Task to carry out: All of the data below should be written out exactly.

****************************************

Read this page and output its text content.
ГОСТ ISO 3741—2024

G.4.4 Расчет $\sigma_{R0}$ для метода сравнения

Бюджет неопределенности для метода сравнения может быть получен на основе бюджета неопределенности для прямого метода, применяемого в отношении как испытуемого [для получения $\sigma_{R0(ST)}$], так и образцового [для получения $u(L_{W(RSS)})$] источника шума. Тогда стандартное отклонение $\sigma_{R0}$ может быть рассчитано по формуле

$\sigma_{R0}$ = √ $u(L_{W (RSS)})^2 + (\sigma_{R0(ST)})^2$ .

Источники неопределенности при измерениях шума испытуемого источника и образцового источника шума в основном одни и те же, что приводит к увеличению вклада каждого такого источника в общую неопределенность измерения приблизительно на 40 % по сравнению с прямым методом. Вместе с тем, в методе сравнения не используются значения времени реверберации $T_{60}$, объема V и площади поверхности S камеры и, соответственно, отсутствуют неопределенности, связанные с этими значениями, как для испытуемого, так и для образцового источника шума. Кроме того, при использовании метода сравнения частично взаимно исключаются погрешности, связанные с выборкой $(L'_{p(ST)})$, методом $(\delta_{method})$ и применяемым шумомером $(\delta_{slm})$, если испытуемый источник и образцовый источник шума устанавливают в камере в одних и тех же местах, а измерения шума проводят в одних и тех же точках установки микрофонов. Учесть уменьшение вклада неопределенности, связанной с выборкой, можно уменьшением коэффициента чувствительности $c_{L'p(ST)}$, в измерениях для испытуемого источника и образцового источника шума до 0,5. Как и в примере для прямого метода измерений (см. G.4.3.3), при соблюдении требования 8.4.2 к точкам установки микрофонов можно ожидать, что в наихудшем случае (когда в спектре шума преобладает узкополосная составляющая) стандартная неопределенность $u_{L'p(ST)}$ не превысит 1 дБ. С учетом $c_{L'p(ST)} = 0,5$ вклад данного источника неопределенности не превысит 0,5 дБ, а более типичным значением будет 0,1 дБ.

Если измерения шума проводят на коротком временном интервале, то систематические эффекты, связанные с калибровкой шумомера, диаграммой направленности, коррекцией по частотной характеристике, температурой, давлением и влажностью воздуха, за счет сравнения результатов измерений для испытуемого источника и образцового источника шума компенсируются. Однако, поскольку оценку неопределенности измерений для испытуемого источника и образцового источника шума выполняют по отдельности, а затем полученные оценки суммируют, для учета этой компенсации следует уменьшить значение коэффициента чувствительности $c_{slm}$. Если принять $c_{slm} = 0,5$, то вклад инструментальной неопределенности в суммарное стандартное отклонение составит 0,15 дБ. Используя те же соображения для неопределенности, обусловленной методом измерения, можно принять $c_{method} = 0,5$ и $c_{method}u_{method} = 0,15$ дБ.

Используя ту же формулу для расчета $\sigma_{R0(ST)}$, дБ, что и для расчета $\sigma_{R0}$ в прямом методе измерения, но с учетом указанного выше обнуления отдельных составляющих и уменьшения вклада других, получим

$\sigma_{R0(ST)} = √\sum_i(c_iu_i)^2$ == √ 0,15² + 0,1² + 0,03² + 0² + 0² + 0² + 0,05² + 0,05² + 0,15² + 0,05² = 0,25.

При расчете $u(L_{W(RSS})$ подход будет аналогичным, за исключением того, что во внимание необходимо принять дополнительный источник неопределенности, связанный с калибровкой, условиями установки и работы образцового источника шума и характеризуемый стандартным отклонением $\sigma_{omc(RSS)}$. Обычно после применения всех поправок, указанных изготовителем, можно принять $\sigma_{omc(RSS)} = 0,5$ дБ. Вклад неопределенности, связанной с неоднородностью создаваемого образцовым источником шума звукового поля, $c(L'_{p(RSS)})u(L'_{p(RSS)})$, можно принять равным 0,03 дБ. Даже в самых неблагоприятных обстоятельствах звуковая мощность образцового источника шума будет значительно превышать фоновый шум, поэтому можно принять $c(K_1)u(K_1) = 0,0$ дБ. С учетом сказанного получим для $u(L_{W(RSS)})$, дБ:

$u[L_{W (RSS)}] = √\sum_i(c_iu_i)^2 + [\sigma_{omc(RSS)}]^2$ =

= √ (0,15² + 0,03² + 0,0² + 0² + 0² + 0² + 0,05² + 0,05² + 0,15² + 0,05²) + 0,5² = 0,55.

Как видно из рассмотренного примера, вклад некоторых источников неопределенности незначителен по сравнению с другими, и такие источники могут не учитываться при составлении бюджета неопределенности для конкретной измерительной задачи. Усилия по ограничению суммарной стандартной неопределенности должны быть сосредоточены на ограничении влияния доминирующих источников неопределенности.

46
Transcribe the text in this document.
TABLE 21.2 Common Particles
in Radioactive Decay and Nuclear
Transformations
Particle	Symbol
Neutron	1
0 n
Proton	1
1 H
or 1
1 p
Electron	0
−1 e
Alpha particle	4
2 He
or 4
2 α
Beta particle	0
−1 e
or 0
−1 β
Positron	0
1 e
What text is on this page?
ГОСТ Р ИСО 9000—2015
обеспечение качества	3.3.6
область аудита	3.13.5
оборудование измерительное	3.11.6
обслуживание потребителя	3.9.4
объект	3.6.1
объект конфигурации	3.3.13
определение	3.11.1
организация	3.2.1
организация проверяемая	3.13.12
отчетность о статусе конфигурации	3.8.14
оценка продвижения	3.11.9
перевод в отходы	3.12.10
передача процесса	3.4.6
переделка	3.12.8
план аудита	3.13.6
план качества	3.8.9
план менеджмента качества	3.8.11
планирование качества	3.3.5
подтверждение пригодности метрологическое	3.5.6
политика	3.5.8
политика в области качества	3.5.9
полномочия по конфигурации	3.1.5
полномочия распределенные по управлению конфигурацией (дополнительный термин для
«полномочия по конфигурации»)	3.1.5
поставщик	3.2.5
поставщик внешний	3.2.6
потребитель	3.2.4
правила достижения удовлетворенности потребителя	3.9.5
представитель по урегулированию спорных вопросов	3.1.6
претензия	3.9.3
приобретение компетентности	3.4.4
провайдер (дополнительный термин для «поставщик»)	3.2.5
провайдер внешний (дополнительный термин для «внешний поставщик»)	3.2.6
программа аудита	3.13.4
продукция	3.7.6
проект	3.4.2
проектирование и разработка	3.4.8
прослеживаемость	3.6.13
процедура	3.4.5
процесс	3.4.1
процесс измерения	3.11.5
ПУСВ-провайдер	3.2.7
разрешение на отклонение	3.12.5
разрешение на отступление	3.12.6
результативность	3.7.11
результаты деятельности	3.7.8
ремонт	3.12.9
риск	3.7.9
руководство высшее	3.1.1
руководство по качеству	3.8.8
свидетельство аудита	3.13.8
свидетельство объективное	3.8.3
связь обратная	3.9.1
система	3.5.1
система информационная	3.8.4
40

****************************************

Task result:
Read this page and output its text content.
ГОСТ ISO 3741—2024

G.4.4 Расчет $\sigma_{R0}$ для метода сравнения

Бюджет неопределенности для метода сравнения может быть получен на основе бюджета неопределенности для прямого метода, применяемого в отношении как испытуемого [для получения $\sigma_{R0(ST)}$], так и образцового [для получения $u(L_{W(RSS)})$] источника шума. Тогда стандартное отклонение $\sigma_{R0}$ может быть рассчитано по формуле

$\sigma_{R0}$ = √ $u(L_{W (RSS)})^2 + (\sigma_{R0(ST)})^2$ .

Источники неопределенности при измерениях шума испытуемого источника и образцового источника шума в основном одни и те же, что приводит к увеличению вклада каждого такого источника в общую неопределенность измерения приблизительно на 40 % по сравнению с прямым методом. Вместе с тем, в методе сравнения не используются значения времени реверберации $T_{60}$, объема V и площади поверхности S камеры и, соответственно, отсутствуют неопределенности, связанные с этими значениями, как для испытуемого, так и для образцового источника шума. Кроме того, при использовании метода сравнения частично взаимно исключаются погрешности, связанные с выборкой $(L'_{p(ST)})$, методом $(\delta_{method})$ и применяемым шумомером $(\delta_{slm})$, если испытуемый источник и образцовый источник шума устанавливают в камере в одних и тех же местах, а измерения шума проводят в одних и тех же точках установки микрофонов. Учесть уменьшение вклада неопределенности, связанной с выборкой, можно уменьшением коэффициента чувствительности $c_{L'p(ST)}$, в измерениях для испытуемого источника и образцового источника шума до 0,5. Как и в примере для прямого метода измерений (см. G.4.3.3), при соблюдении требования 8.4.2 к точкам установки микрофонов можно ожидать, что в наихудшем случае (когда в спектре шума преобладает узкополосная составляющая) стандартная неопределенность $u_{L'p(ST)}$ не превысит 1 дБ. С учетом $c_{L'p(ST)} = 0,5$ вклад данного источника неопределенности не превысит 0,5 дБ, а более типичным значением будет 0,1 дБ.

Если измерения шума проводят на коротком временном интервале, то систематические эффекты, связанные с калибровкой шумомера, диаграммой направленности, коррекцией по частотной характеристике, температурой, давлением и влажностью воздуха, за счет сравнения результатов измерений для испытуемого источника и образцового источника шума компенсируются. Однако, поскольку оценку неопределенности измерений для испытуемого источника и образцового источника шума выполняют по отдельности, а затем полученные оценки суммируют, для учета этой компенсации следует уменьшить значение коэффициента чувствительности $c_{slm}$. Если принять $c_{slm} = 0,5$, то вклад инструментальной неопределенности в суммарное стандартное отклонение составит 0,15 дБ. Используя те же соображения для неопределенности, обусловленной методом измерения, можно принять $c_{method} = 0,5$ и $c_{method}u_{method} = 0,15$ дБ.

Используя ту же формулу для расчета $\sigma_{R0(ST)}$, дБ, что и для расчета $\sigma_{R0}$ в прямом методе измерения, но с учетом указанного выше обнуления отдельных составляющих и уменьшения вклада других, получим

$\sigma_{R0(ST)} = √\sum_i(c_iu_i)^2$ == √ 0,15² + 0,1² + 0,03² + 0² + 0² + 0² + 0,05² + 0,05² + 0,15² + 0,05² = 0,25.

При расчете $u(L_{W(RSS})$ подход будет аналогичным, за исключением того, что во внимание необходимо принять дополнительный источник неопределенности, связанный с калибровкой, условиями установки и работы образцового источника шума и характеризуемый стандартным отклонением $\sigma_{omc(RSS)}$. Обычно после применения всех поправок, указанных изготовителем, можно принять $\sigma_{omc(RSS)} = 0,5$ дБ. Вклад неопределенности, связанной с неоднородностью создаваемого образцовым источником шума звукового поля, $c(L'_{p(RSS)})u(L'_{p(RSS)})$, можно принять равным 0,03 дБ. Даже в самых неблагоприятных обстоятельствах звуковая мощность образцового источника шума будет значительно превышать фоновый шум, поэтому можно принять $c(K_1)u(K_1) = 0,0$ дБ. С учетом сказанного получим для $u(L_{W(RSS)})$, дБ:

$u[L_{W (RSS)}] = √\sum_i(c_iu_i)^2 + [\sigma_{omc(RSS)}]^2$ =

= √ (0,15² + 0,03² + 0,0² + 0² + 0² + 0² + 0,05² + 0,05² + 0,15² + 0,05²) + 0,5² = 0,55.

Как видно из рассмотренного примера, вклад некоторых источников неопределенности незначителен по сравнению с другими, и такие источники могут не учитываться при составлении бюджета неопределенности для конкретной измерительной задачи. Усилия по ограничению суммарной стандартной неопределенности должны быть сосредоточены на ограничении влияния доминирующих источников неопределенности.

46
Transcribe the text in this document.
TABLE 21.2 Common Particles
in Radioactive Decay and Nuclear
Transformations
Particle	Symbol
Neutron	1
0 n
Proton	1
1 H
or 1
1 p
Electron	0
−1 e
Alpha particle	4
2 He
or 4
2 α
Beta particle	0
−1 e
or 0
−1 β
Positron	0
1 e
What text is on this page?
ГОСТ Р ИСО 9000—2015
обеспечение качества	3.3.6
область аудита	3.13.5
оборудование измерительное	3.11.6
обслуживание потребителя	3.9.4
объект	3.6.1
объект конфигурации	3.3.13
определение	3.11.1
организация	3.2.1
организация проверяемая	3.13.12
отчетность о статусе конфигурации	3.8.14
оценка продвижения	3.11.9
перевод в отходы	3.12.10
передача процесса	3.4.6
переделка	3.12.8
план аудита	3.13.6
план качества	3.8.9
план менеджмента качества	3.8.11
планирование качества	3.3.5
подтверждение пригодности метрологическое	3.5.6
политика	3.5.8
политика в области качества	3.5.9
полномочия по конфигурации	3.1.5
полномочия распределенные по управлению конфигурацией (дополнительный термин для
«полномочия по конфигурации»)	3.1.5
поставщик	3.2.5
поставщик внешний	3.2.6
потребитель	3.2.4
правила достижения удовлетворенности потребителя	3.9.5
представитель по урегулированию спорных вопросов	3.1.6
претензия	3.9.3
приобретение компетентности	3.4.4
провайдер (дополнительный термин для «поставщик»)	3.2.5
провайдер внешний (дополнительный термин для «внешний поставщик»)	3.2.6
программа аудита	3.13.4
продукция	3.7.6
проект	3.4.2
проектирование и разработка	3.4.8
прослеживаемость	3.6.13
процедура	3.4.5
процесс	3.4.1
процесс измерения	3.11.5
ПУСВ-провайдер	3.2.7
разрешение на отклонение	3.12.5
разрешение на отступление	3.12.6
результативность	3.7.11
результаты деятельности	3.7.8
ремонт	3.12.9
риск	3.7.9
руководство высшее	3.1.1
руководство по качеству	3.8.8
свидетельство аудита	3.13.8
свидетельство объективное	3.8.3
связь обратная	3.9.1
система	3.5.1
система информационная	3.8.4
40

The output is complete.